- _GOAL OF THE EXERCISE_: Give the number of lines below that contain the word "this", and nothing else.

Records from a dataset
--------------------------------------------------
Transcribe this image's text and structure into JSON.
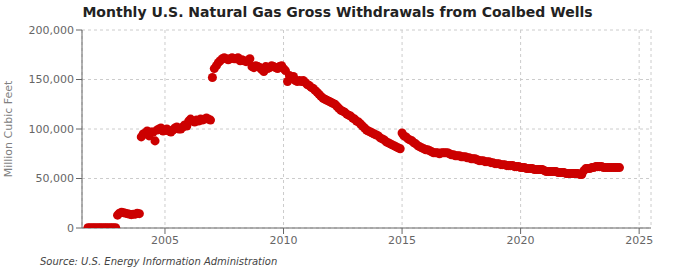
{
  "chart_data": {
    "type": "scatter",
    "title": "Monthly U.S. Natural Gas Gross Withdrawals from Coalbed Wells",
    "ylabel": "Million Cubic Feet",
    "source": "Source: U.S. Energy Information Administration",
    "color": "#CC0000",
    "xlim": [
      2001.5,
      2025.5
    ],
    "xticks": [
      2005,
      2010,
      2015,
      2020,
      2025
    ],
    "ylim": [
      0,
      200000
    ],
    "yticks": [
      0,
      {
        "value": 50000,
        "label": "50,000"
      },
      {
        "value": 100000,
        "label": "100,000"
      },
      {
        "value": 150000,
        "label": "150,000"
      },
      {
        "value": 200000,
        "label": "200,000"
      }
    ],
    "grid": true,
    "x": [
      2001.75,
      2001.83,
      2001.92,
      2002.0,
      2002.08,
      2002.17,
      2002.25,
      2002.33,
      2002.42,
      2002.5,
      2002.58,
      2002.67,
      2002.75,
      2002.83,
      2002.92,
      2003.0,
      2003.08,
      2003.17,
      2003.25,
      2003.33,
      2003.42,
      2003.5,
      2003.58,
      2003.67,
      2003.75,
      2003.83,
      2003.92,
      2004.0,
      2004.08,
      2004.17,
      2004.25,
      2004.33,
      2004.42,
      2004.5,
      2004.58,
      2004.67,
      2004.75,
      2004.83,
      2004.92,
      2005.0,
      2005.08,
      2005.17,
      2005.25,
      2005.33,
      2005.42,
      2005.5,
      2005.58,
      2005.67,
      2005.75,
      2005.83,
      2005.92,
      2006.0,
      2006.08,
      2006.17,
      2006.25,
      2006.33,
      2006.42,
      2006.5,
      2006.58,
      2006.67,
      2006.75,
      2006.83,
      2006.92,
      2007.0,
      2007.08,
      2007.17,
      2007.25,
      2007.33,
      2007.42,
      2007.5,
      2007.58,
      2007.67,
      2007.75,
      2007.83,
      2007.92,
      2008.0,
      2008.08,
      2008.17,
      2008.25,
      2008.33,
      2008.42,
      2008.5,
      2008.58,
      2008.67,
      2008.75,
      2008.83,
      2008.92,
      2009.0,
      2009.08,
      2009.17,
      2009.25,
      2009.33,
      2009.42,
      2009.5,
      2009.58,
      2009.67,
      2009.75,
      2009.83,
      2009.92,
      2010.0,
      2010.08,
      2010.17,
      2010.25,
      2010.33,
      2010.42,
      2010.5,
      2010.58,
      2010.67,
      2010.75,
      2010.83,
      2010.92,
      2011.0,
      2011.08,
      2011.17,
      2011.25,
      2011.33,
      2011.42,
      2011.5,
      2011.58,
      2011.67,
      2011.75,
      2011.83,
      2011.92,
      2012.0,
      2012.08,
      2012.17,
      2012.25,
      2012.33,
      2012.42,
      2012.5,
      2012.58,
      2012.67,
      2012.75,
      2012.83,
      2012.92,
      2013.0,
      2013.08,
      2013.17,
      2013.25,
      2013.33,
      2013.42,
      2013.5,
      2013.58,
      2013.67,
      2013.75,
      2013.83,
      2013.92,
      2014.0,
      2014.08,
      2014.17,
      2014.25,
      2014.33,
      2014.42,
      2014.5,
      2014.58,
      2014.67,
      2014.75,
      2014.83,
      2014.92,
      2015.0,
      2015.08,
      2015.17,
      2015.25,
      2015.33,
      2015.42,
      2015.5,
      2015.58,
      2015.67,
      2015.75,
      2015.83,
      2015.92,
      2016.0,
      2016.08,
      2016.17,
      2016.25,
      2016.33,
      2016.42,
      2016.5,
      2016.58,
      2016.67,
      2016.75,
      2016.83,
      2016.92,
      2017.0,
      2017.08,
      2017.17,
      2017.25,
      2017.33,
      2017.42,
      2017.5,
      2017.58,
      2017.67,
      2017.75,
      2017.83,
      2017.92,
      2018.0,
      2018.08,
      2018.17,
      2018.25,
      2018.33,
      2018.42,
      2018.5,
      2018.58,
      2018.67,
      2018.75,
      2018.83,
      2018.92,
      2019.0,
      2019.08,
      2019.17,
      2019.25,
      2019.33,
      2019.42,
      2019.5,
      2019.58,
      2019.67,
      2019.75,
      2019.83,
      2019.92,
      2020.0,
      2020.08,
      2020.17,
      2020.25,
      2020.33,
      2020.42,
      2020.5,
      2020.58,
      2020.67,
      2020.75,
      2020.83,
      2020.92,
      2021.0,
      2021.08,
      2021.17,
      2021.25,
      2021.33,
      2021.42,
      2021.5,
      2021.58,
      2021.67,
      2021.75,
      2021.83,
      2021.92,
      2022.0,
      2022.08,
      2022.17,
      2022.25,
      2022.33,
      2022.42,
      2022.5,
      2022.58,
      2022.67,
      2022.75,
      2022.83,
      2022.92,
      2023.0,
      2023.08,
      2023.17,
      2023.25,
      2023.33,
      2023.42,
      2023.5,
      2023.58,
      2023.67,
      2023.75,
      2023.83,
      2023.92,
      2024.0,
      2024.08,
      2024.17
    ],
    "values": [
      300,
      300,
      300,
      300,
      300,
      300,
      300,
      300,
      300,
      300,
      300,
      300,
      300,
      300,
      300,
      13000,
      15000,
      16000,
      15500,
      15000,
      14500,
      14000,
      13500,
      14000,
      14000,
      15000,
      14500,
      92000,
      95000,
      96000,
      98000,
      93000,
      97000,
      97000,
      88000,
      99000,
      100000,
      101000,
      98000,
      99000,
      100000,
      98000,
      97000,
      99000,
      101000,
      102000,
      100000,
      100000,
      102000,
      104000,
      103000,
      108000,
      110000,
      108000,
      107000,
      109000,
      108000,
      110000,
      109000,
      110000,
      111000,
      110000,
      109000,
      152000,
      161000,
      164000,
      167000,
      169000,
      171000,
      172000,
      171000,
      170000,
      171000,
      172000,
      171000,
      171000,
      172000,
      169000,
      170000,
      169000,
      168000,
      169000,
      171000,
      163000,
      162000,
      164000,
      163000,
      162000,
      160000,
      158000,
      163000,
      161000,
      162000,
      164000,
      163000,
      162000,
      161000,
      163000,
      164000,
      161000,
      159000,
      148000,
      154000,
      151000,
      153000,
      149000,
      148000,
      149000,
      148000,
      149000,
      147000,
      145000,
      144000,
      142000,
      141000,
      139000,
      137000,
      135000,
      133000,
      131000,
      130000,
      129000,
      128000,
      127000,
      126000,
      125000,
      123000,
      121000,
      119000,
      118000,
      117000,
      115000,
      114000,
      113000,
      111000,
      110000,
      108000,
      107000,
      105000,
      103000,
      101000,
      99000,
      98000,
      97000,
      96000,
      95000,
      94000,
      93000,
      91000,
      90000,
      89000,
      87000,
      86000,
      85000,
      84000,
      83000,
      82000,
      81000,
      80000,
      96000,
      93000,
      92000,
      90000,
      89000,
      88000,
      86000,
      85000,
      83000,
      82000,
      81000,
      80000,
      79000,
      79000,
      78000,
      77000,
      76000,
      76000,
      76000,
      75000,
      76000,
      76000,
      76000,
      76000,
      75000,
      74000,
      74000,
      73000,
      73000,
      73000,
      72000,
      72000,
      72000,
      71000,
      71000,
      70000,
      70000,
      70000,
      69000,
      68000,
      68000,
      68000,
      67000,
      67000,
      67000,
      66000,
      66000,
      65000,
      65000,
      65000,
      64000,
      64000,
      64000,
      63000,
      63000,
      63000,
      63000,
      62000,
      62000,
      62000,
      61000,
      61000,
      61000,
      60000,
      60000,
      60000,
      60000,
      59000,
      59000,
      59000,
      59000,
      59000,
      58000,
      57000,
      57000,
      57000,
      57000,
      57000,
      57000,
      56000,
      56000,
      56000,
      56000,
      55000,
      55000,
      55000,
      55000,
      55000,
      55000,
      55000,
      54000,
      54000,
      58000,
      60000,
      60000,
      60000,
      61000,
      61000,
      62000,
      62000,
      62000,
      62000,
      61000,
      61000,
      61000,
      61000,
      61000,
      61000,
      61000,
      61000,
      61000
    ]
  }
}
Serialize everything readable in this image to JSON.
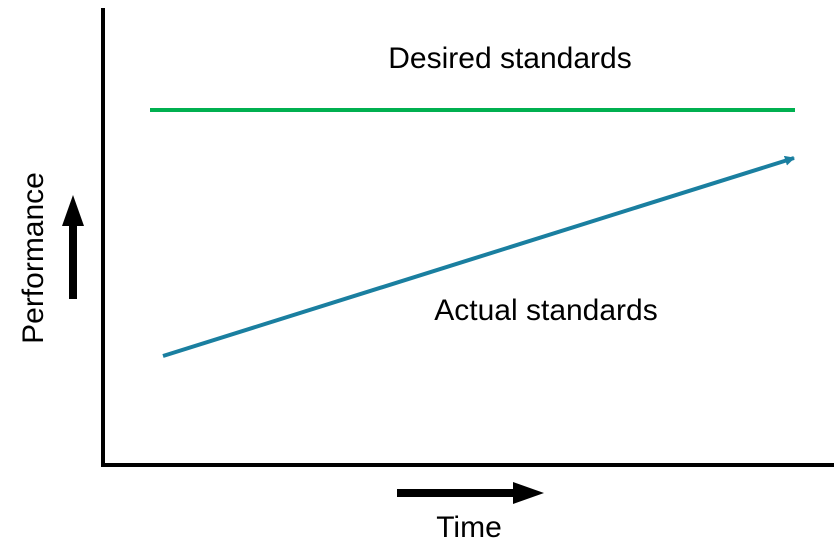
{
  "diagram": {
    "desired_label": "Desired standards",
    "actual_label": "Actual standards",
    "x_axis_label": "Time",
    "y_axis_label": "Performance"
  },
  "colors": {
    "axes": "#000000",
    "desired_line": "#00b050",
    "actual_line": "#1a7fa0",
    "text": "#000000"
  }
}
--------------------------------------------------
- _CORRECT ANSWER_: 2